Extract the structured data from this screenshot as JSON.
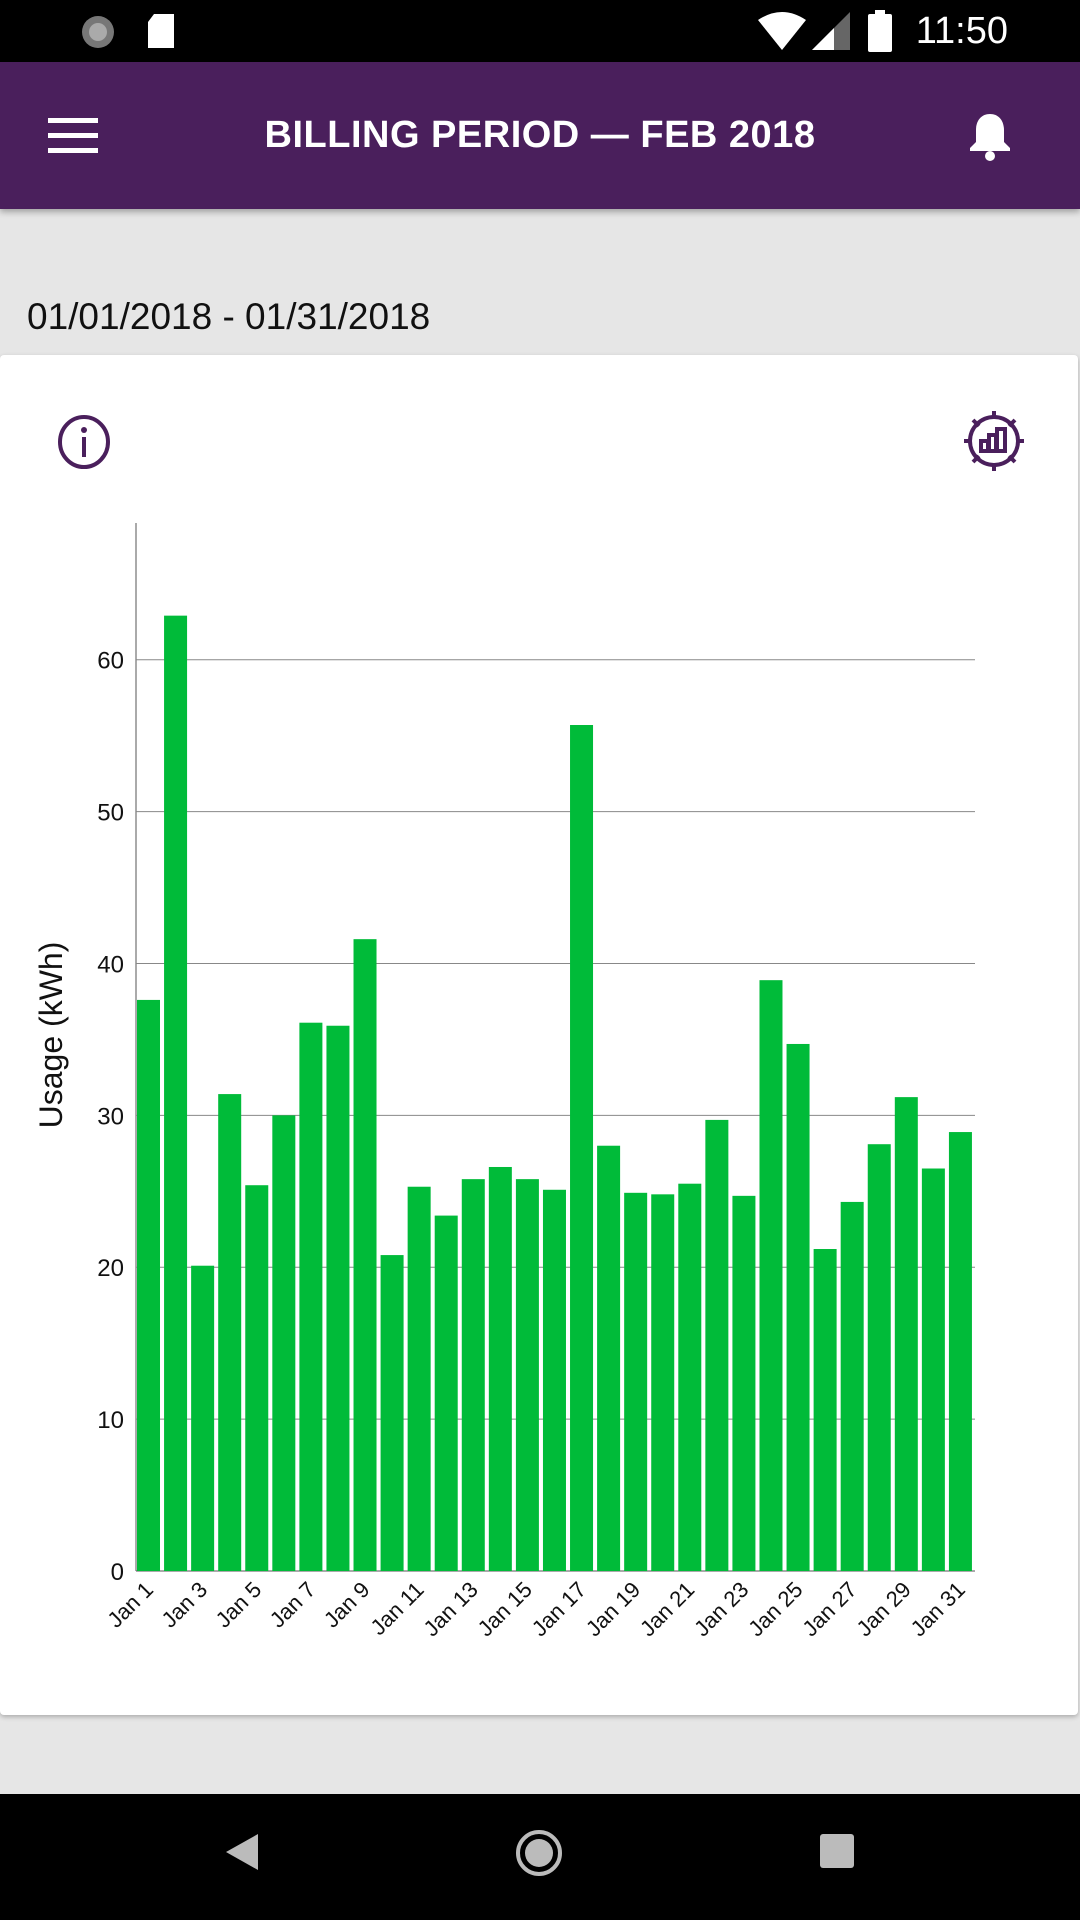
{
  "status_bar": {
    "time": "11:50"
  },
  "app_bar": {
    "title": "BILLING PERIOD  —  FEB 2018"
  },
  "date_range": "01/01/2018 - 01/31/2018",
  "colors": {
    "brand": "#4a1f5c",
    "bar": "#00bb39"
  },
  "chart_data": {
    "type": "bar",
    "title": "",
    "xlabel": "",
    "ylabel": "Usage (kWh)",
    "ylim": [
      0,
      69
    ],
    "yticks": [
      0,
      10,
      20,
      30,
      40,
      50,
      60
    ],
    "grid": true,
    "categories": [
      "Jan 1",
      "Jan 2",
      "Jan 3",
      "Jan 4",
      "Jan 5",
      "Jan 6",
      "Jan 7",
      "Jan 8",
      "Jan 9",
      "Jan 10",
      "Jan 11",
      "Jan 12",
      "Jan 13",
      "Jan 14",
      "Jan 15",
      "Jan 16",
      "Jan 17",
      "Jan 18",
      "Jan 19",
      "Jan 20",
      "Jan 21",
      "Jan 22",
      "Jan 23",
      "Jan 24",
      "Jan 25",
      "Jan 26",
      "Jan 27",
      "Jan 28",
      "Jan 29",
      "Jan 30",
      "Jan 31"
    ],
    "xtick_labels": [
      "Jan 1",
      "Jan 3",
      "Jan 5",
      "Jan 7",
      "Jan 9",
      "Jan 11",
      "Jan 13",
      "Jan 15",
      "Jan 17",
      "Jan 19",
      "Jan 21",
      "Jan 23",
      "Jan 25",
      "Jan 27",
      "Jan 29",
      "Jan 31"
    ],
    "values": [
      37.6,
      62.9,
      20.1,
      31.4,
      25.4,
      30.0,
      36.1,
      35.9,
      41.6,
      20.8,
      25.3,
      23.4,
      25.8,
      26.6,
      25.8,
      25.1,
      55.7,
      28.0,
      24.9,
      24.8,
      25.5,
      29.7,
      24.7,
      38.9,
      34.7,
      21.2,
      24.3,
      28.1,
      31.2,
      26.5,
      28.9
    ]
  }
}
--
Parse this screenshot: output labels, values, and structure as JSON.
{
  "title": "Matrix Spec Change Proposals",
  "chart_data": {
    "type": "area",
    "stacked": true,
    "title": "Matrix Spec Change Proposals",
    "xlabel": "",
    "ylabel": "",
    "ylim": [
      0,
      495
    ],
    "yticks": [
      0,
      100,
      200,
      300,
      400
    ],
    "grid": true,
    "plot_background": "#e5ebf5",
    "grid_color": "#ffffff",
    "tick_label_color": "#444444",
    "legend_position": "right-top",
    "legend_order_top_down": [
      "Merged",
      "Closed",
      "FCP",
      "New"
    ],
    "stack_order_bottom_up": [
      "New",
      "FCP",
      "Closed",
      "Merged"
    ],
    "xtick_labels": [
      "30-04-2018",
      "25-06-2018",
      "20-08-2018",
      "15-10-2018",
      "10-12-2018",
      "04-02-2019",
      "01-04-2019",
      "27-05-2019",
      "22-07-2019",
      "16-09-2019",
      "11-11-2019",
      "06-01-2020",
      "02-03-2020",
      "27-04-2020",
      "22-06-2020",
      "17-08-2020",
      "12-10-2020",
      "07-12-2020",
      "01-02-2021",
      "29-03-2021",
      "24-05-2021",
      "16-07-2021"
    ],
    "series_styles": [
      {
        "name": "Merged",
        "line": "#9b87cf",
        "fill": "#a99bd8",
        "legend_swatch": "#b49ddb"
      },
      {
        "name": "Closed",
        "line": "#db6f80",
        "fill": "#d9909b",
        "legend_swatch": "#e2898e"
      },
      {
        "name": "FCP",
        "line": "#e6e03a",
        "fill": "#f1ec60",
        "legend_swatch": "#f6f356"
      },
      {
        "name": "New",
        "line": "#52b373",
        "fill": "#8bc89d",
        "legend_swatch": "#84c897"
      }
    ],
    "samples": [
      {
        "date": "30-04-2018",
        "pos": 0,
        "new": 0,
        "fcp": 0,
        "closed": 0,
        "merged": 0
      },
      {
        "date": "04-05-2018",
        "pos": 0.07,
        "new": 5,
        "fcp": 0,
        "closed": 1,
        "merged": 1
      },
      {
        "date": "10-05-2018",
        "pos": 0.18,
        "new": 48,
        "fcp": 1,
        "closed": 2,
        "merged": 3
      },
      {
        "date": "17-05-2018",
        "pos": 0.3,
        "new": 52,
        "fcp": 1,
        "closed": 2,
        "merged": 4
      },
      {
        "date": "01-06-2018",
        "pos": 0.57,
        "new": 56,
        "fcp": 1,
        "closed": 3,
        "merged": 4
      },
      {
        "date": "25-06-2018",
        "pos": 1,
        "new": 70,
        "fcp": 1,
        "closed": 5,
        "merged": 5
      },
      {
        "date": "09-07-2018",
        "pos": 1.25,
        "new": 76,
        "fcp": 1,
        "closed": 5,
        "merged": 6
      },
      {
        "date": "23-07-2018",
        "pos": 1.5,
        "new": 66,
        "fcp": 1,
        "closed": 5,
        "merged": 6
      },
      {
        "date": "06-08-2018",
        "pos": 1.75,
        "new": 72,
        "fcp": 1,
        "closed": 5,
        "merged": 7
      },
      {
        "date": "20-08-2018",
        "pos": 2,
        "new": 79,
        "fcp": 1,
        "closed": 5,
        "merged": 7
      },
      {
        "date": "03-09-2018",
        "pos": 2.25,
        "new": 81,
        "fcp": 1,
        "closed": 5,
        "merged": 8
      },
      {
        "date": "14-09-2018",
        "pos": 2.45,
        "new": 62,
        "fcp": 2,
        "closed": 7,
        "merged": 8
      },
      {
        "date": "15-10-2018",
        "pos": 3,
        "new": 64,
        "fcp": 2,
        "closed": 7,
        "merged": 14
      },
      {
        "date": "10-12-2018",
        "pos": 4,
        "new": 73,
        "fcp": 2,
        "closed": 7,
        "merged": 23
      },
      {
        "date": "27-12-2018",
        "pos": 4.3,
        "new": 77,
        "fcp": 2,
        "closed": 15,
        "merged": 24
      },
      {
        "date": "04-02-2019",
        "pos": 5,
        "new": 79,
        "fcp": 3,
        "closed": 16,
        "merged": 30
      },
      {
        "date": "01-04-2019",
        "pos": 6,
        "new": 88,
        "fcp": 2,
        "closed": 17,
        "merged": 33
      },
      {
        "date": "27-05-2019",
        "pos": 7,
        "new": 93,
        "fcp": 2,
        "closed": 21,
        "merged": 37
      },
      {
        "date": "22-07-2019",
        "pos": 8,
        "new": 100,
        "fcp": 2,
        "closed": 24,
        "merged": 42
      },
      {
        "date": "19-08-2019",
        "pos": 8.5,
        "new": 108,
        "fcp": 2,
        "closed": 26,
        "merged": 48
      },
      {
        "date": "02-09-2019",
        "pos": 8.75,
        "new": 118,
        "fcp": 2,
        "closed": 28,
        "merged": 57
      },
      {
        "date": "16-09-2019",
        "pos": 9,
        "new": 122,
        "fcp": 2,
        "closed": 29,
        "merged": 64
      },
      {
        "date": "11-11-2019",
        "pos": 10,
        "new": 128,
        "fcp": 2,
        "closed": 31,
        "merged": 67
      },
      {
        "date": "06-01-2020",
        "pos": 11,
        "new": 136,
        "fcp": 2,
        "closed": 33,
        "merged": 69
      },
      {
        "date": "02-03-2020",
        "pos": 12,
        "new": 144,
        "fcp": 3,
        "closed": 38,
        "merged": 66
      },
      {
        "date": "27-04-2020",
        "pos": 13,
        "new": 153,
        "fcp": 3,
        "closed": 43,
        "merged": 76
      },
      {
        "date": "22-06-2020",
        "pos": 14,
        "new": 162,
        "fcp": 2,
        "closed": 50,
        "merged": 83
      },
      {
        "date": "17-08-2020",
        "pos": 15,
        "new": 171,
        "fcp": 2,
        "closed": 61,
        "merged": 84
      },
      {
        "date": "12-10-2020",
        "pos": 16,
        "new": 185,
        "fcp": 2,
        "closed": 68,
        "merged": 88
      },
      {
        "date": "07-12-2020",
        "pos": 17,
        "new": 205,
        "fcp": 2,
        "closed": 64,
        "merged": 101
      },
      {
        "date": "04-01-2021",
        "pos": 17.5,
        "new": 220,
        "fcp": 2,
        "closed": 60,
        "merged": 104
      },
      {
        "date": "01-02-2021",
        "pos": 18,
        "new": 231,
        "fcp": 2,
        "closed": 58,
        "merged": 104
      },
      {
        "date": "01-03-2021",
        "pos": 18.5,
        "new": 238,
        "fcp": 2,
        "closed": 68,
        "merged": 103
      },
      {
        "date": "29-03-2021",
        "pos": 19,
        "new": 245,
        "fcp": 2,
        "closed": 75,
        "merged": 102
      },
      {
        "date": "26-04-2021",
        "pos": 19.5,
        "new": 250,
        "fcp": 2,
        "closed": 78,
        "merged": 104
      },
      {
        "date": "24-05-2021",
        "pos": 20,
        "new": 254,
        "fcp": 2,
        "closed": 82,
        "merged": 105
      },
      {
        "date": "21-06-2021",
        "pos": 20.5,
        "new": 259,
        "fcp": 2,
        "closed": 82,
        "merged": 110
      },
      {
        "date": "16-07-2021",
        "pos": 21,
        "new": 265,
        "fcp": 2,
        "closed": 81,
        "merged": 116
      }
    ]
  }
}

▸ **Problem details**
Say how many lines hold the word "Matrix", giving the number and nothing else.

▸ **Answer to this exercise**
2